GIVEN REQUEST: Copy every line of the material below word for word.

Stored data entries
----------------

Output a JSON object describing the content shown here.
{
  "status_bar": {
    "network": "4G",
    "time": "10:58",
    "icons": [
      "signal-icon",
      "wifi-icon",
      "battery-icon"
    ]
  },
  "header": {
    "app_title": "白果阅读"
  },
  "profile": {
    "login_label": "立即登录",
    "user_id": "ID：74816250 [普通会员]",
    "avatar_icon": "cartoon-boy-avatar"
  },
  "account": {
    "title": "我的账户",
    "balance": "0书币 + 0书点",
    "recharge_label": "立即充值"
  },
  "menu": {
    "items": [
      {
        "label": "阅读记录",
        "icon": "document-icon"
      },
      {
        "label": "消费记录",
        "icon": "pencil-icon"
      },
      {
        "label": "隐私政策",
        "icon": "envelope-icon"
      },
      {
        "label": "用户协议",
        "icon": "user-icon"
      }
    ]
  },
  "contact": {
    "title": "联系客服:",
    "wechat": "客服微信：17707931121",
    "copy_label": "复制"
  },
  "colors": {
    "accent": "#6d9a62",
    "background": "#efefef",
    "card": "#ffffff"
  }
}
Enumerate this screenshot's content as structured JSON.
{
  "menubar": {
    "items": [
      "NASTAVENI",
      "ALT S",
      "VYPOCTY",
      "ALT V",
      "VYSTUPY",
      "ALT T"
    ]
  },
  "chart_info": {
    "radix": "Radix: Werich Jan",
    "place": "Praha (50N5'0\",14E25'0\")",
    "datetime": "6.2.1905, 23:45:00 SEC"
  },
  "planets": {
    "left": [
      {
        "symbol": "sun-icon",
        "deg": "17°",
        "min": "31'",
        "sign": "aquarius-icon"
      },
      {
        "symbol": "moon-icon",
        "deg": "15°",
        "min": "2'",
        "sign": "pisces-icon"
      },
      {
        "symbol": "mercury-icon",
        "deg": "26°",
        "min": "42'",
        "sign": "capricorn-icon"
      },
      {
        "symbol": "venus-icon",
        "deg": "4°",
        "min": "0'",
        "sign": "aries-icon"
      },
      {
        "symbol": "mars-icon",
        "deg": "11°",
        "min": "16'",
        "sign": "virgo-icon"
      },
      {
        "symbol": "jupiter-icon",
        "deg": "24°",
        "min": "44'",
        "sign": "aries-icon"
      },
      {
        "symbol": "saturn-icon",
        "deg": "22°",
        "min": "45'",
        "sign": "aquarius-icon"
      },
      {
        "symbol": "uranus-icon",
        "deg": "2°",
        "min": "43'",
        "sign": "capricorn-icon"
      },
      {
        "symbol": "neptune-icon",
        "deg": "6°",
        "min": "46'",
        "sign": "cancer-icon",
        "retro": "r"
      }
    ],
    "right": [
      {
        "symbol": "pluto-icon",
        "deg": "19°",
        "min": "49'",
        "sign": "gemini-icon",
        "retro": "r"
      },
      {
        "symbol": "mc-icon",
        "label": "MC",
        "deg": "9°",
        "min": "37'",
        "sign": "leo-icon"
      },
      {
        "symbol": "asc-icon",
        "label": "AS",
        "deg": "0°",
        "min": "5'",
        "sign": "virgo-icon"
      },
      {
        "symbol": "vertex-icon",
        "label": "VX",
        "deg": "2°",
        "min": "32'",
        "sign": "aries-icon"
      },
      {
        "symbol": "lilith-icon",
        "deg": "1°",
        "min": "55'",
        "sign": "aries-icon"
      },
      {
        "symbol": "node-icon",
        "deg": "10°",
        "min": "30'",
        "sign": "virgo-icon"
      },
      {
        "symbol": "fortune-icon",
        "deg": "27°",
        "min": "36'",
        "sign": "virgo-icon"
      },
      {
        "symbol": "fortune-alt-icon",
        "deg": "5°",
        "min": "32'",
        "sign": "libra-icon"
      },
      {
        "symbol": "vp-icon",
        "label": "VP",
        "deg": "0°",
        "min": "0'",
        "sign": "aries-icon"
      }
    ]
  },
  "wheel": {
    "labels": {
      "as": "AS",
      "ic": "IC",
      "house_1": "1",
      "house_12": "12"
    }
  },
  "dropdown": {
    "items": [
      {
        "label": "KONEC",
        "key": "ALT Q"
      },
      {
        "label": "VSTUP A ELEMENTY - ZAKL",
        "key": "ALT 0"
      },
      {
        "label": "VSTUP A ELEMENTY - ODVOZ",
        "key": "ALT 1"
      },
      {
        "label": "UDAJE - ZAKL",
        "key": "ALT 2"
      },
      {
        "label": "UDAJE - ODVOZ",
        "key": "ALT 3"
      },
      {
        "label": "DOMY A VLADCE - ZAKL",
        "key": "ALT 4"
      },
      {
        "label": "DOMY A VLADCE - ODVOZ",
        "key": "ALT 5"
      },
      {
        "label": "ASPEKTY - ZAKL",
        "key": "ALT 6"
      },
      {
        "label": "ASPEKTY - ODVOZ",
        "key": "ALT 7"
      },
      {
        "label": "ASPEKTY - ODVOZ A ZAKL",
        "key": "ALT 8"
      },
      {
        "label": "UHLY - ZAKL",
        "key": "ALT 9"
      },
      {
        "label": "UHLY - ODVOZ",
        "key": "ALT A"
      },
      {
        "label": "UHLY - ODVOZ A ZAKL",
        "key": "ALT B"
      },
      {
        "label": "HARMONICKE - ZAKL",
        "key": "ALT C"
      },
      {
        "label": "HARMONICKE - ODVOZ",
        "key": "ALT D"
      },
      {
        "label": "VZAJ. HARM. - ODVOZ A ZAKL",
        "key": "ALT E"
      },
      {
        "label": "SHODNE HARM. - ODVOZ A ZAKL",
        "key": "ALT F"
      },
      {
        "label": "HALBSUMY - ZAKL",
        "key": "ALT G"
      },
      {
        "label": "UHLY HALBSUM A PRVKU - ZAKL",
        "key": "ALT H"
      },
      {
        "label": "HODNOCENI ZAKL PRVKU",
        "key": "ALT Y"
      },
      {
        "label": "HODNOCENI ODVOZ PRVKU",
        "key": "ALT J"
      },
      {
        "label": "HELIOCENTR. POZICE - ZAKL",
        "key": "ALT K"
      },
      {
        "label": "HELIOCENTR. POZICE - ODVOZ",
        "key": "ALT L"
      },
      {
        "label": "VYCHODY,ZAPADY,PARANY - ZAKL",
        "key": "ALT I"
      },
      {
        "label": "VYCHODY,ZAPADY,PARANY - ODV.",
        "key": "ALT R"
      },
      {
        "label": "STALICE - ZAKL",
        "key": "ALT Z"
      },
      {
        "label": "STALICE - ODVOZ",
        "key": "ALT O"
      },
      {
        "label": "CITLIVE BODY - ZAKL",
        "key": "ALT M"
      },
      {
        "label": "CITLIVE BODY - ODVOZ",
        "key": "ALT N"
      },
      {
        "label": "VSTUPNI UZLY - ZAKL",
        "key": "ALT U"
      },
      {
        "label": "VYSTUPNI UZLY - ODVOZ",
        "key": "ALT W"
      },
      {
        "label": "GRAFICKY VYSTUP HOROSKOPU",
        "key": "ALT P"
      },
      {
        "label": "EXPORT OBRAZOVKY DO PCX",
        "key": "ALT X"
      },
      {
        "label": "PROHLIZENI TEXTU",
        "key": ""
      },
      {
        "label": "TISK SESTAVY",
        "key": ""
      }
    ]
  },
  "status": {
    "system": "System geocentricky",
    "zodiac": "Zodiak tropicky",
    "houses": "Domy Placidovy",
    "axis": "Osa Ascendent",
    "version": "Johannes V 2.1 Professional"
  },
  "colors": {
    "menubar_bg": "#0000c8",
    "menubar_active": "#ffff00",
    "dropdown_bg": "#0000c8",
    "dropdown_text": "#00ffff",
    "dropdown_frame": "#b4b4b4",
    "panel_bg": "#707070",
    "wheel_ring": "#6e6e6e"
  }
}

----------------

TASK RESULT:
Output a JSON object describing the content shown here.
{
  "status_bar": {
    "network": "4G",
    "time": "10:58",
    "icons": [
      "signal-icon",
      "wifi-icon",
      "battery-icon"
    ]
  },
  "header": {
    "app_title": "白果阅读"
  },
  "profile": {
    "login_label": "立即登录",
    "user_id": "ID：74816250 [普通会员]",
    "avatar_icon": "cartoon-boy-avatar"
  },
  "account": {
    "title": "我的账户",
    "balance": "0书币 + 0书点",
    "recharge_label": "立即充值"
  },
  "menu": {
    "items": [
      {
        "label": "阅读记录",
        "icon": "document-icon"
      },
      {
        "label": "消费记录",
        "icon": "pencil-icon"
      },
      {
        "label": "隐私政策",
        "icon": "envelope-icon"
      },
      {
        "label": "用户协议",
        "icon": "user-icon"
      }
    ]
  },
  "contact": {
    "title": "联系客服:",
    "wechat": "客服微信：17707931121",
    "copy_label": "复制"
  },
  "colors": {
    "accent": "#6d9a62",
    "background": "#efefef",
    "card": "#ffffff"
  }
}
Enumerate this screenshot's content as structured JSON.
{
  "menubar": {
    "items": [
      "NASTAVENI",
      "ALT S",
      "VYPOCTY",
      "ALT V",
      "VYSTUPY",
      "ALT T"
    ]
  },
  "chart_info": {
    "radix": "Radix: Werich Jan",
    "place": "Praha (50N5'0\",14E25'0\")",
    "datetime": "6.2.1905, 23:45:00 SEC"
  },
  "planets": {
    "left": [
      {
        "symbol": "sun-icon",
        "deg": "17°",
        "min": "31'",
        "sign": "aquarius-icon"
      },
      {
        "symbol": "moon-icon",
        "deg": "15°",
        "min": "2'",
        "sign": "pisces-icon"
      },
      {
        "symbol": "mercury-icon",
        "deg": "26°",
        "min": "42'",
        "sign": "capricorn-icon"
      },
      {
        "symbol": "venus-icon",
        "deg": "4°",
        "min": "0'",
        "sign": "aries-icon"
      },
      {
        "symbol": "mars-icon",
        "deg": "11°",
        "min": "16'",
        "sign": "virgo-icon"
      },
      {
        "symbol": "jupiter-icon",
        "deg": "24°",
        "min": "44'",
        "sign": "aries-icon"
      },
      {
        "symbol": "saturn-icon",
        "deg": "22°",
        "min": "45'",
        "sign": "aquarius-icon"
      },
      {
        "symbol": "uranus-icon",
        "deg": "2°",
        "min": "43'",
        "sign": "capricorn-icon"
      },
      {
        "symbol": "neptune-icon",
        "deg": "6°",
        "min": "46'",
        "sign": "cancer-icon",
        "retro": "r"
      }
    ],
    "right": [
      {
        "symbol": "pluto-icon",
        "deg": "19°",
        "min": "49'",
        "sign": "gemini-icon",
        "retro": "r"
      },
      {
        "symbol": "mc-icon",
        "label": "MC",
        "deg": "9°",
        "min": "37'",
        "sign": "leo-icon"
      },
      {
        "symbol": "asc-icon",
        "label": "AS",
        "deg": "0°",
        "min": "5'",
        "sign": "virgo-icon"
      },
      {
        "symbol": "vertex-icon",
        "label": "VX",
        "deg": "2°",
        "min": "32'",
        "sign": "aries-icon"
      },
      {
        "symbol": "lilith-icon",
        "deg": "1°",
        "min": "55'",
        "sign": "aries-icon"
      },
      {
        "symbol": "node-icon",
        "deg": "10°",
        "min": "30'",
        "sign": "virgo-icon"
      },
      {
        "symbol": "fortune-icon",
        "deg": "27°",
        "min": "36'",
        "sign": "virgo-icon"
      },
      {
        "symbol": "fortune-alt-icon",
        "deg": "5°",
        "min": "32'",
        "sign": "libra-icon"
      },
      {
        "symbol": "vp-icon",
        "label": "VP",
        "deg": "0°",
        "min": "0'",
        "sign": "aries-icon"
      }
    ]
  },
  "wheel": {
    "labels": {
      "as": "AS",
      "ic": "IC",
      "house_1": "1",
      "house_12": "12"
    }
  },
  "dropdown": {
    "items": [
      {
        "label": "KONEC",
        "key": "ALT Q"
      },
      {
        "label": "VSTUP A ELEMENTY - ZAKL",
        "key": "ALT 0"
      },
      {
        "label": "VSTUP A ELEMENTY - ODVOZ",
        "key": "ALT 1"
      },
      {
        "label": "UDAJE - ZAKL",
        "key": "ALT 2"
      },
      {
        "label": "UDAJE - ODVOZ",
        "key": "ALT 3"
      },
      {
        "label": "DOMY A VLADCE - ZAKL",
        "key": "ALT 4"
      },
      {
        "label": "DOMY A VLADCE - ODVOZ",
        "key": "ALT 5"
      },
      {
        "label": "ASPEKTY - ZAKL",
        "key": "ALT 6"
      },
      {
        "label": "ASPEKTY - ODVOZ",
        "key": "ALT 7"
      },
      {
        "label": "ASPEKTY - ODVOZ A ZAKL",
        "key": "ALT 8"
      },
      {
        "label": "UHLY - ZAKL",
        "key": "ALT 9"
      },
      {
        "label": "UHLY - ODVOZ",
        "key": "ALT A"
      },
      {
        "label": "UHLY - ODVOZ A ZAKL",
        "key": "ALT B"
      },
      {
        "label": "HARMONICKE - ZAKL",
        "key": "ALT C"
      },
      {
        "label": "HARMONICKE - ODVOZ",
        "key": "ALT D"
      },
      {
        "label": "VZAJ. HARM. - ODVOZ A ZAKL",
        "key": "ALT E"
      },
      {
        "label": "SHODNE HARM. - ODVOZ A ZAKL",
        "key": "ALT F"
      },
      {
        "label": "HALBSUMY - ZAKL",
        "key": "ALT G"
      },
      {
        "label": "UHLY HALBSUM A PRVKU - ZAKL",
        "key": "ALT H"
      },
      {
        "label": "HODNOCENI ZAKL PRVKU",
        "key": "ALT Y"
      },
      {
        "label": "HODNOCENI ODVOZ PRVKU",
        "key": "ALT J"
      },
      {
        "label": "HELIOCENTR. POZICE - ZAKL",
        "key": "ALT K"
      },
      {
        "label": "HELIOCENTR. POZICE - ODVOZ",
        "key": "ALT L"
      },
      {
        "label": "VYCHODY,ZAPADY,PARANY - ZAKL",
        "key": "ALT I"
      },
      {
        "label": "VYCHODY,ZAPADY,PARANY - ODV.",
        "key": "ALT R"
      },
      {
        "label": "STALICE - ZAKL",
        "key": "ALT Z"
      },
      {
        "label": "STALICE - ODVOZ",
        "key": "ALT O"
      },
      {
        "label": "CITLIVE BODY - ZAKL",
        "key": "ALT M"
      },
      {
        "label": "CITLIVE BODY - ODVOZ",
        "key": "ALT N"
      },
      {
        "label": "VSTUPNI UZLY - ZAKL",
        "key": "ALT U"
      },
      {
        "label": "VYSTUPNI UZLY - ODVOZ",
        "key": "ALT W"
      },
      {
        "label": "GRAFICKY VYSTUP HOROSKOPU",
        "key": "ALT P"
      },
      {
        "label": "EXPORT OBRAZOVKY DO PCX",
        "key": "ALT X"
      },
      {
        "label": "PROHLIZENI TEXTU",
        "key": ""
      },
      {
        "label": "TISK SESTAVY",
        "key": ""
      }
    ]
  },
  "status": {
    "system": "System geocentricky",
    "zodiac": "Zodiak tropicky",
    "houses": "Domy Placidovy",
    "axis": "Osa Ascendent",
    "version": "Johannes V 2.1 Professional"
  },
  "colors": {
    "menubar_bg": "#0000c8",
    "menubar_active": "#ffff00",
    "dropdown_bg": "#0000c8",
    "dropdown_text": "#00ffff",
    "dropdown_frame": "#b4b4b4",
    "panel_bg": "#707070",
    "wheel_ring": "#6e6e6e"
  }
}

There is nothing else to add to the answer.